== Task details ==
Wherever a line in the data below holds "通胀指数国债", copy that line.

------------------------------------

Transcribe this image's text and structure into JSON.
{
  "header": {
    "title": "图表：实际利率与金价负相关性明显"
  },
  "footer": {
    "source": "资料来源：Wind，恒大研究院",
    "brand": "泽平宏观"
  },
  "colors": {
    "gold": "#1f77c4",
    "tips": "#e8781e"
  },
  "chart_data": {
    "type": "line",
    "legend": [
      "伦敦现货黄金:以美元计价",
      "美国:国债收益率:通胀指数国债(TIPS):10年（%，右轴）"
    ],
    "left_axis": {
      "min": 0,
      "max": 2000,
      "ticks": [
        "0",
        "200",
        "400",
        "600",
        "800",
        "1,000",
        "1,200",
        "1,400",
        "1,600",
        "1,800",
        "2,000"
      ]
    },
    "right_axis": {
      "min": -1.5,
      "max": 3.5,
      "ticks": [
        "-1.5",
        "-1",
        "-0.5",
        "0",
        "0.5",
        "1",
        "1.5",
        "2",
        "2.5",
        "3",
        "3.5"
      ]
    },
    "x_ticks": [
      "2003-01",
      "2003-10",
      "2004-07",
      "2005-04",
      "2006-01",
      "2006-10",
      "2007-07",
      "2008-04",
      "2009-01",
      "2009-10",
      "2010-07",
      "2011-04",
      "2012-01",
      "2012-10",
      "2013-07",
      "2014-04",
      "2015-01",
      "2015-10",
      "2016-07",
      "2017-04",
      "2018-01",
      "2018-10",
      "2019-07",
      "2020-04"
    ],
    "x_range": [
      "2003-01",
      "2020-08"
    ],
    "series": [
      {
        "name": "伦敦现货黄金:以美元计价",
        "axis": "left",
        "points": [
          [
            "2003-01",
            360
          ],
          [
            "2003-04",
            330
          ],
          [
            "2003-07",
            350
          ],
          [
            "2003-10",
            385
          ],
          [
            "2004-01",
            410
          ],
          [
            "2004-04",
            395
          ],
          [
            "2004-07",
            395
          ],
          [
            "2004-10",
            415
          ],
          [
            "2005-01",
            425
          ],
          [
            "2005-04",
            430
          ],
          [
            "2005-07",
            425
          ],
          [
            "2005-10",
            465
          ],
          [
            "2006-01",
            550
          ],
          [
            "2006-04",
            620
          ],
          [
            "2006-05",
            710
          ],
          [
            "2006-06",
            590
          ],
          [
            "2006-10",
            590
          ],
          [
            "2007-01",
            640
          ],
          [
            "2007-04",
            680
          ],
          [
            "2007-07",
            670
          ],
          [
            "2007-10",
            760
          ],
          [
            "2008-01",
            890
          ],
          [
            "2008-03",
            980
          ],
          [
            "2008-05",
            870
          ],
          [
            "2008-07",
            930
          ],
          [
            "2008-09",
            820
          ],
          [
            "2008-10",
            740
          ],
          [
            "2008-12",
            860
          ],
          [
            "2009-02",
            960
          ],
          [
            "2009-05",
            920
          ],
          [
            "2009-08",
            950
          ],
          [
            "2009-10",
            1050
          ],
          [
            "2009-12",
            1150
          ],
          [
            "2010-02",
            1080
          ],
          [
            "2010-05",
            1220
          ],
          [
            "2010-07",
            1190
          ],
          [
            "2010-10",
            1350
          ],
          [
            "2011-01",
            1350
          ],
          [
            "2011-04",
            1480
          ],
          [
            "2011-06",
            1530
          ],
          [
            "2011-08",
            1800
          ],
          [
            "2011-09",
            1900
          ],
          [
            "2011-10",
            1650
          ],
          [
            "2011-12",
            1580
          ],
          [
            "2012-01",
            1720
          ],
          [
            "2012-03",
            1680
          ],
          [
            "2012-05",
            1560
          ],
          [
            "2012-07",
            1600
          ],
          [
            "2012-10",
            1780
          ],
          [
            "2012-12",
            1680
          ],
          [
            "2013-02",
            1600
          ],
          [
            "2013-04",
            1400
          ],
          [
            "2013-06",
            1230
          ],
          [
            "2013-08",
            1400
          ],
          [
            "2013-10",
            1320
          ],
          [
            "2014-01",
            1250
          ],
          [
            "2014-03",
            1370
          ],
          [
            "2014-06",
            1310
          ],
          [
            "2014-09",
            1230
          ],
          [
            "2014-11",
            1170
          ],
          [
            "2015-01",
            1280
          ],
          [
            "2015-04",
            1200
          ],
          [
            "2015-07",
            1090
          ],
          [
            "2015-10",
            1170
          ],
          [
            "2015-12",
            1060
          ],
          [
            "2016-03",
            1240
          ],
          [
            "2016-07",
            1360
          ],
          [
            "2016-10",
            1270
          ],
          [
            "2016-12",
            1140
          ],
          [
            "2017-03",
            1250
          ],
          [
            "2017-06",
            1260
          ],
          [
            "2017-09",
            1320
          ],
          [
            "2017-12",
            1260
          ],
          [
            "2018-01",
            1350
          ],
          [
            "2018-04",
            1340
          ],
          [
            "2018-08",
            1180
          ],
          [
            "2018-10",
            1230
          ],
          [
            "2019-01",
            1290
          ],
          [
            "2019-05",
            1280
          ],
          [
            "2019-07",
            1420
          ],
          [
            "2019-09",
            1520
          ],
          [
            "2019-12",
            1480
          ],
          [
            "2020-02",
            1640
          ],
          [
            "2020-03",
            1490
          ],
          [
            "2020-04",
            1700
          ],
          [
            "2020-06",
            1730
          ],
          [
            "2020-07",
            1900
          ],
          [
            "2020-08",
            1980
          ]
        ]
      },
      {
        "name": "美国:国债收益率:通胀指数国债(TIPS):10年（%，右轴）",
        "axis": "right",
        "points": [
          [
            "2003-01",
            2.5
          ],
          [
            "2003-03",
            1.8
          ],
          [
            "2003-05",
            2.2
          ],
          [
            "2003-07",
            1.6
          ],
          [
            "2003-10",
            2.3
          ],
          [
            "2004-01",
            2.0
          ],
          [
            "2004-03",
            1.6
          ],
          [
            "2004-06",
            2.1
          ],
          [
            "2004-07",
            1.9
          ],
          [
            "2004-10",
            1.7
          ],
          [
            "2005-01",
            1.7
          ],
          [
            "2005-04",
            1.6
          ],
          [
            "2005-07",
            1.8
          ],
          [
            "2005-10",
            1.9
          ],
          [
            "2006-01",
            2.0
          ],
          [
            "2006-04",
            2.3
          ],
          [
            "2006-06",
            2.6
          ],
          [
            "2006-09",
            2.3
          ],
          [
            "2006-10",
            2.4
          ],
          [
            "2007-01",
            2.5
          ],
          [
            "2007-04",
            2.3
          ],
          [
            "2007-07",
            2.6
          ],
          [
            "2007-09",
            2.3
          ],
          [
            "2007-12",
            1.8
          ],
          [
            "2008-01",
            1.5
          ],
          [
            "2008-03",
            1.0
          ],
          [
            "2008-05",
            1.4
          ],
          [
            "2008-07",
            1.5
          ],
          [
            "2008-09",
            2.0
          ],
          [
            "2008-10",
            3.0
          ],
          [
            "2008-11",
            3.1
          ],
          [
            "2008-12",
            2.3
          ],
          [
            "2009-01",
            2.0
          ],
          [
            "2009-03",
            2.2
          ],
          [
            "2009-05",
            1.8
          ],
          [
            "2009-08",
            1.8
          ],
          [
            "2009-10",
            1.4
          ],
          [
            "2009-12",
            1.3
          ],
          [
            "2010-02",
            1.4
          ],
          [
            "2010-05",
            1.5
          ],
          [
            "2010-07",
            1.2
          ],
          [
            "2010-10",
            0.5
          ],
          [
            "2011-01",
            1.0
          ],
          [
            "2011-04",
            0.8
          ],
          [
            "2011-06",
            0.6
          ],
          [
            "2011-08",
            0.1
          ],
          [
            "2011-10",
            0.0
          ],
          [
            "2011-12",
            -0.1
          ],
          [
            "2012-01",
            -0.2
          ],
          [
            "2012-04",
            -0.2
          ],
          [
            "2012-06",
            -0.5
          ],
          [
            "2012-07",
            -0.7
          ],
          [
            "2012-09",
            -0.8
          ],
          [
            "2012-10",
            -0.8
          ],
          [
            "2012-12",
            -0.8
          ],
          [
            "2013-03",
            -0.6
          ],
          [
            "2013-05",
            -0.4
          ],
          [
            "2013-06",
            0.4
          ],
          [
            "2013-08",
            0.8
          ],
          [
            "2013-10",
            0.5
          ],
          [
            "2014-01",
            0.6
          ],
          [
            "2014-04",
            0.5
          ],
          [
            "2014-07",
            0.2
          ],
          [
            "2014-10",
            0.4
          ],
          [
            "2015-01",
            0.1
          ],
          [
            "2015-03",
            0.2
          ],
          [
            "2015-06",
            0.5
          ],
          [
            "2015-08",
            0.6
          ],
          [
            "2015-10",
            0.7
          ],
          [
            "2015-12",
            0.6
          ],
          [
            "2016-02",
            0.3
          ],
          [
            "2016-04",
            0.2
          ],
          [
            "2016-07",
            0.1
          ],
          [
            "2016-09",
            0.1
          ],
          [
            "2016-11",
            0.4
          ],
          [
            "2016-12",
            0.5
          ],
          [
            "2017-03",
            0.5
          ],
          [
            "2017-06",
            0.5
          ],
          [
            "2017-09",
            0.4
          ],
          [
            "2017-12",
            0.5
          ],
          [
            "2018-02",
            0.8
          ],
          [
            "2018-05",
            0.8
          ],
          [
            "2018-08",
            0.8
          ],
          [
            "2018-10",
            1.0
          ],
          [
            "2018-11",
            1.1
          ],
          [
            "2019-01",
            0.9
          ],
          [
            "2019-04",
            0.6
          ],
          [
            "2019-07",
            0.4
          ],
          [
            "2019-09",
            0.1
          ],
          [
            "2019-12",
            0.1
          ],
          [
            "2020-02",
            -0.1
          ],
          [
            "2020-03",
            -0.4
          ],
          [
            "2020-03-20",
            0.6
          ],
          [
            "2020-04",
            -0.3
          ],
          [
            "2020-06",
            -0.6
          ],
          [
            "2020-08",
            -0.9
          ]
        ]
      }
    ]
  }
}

------------------------------------

== Result for this task ==
      "美国:国债收益率:通胀指数国债(TIPS):10年（%，右轴）"
        "name": "美国:国债收益率:通胀指数国债(TIPS):10年（%，右轴）",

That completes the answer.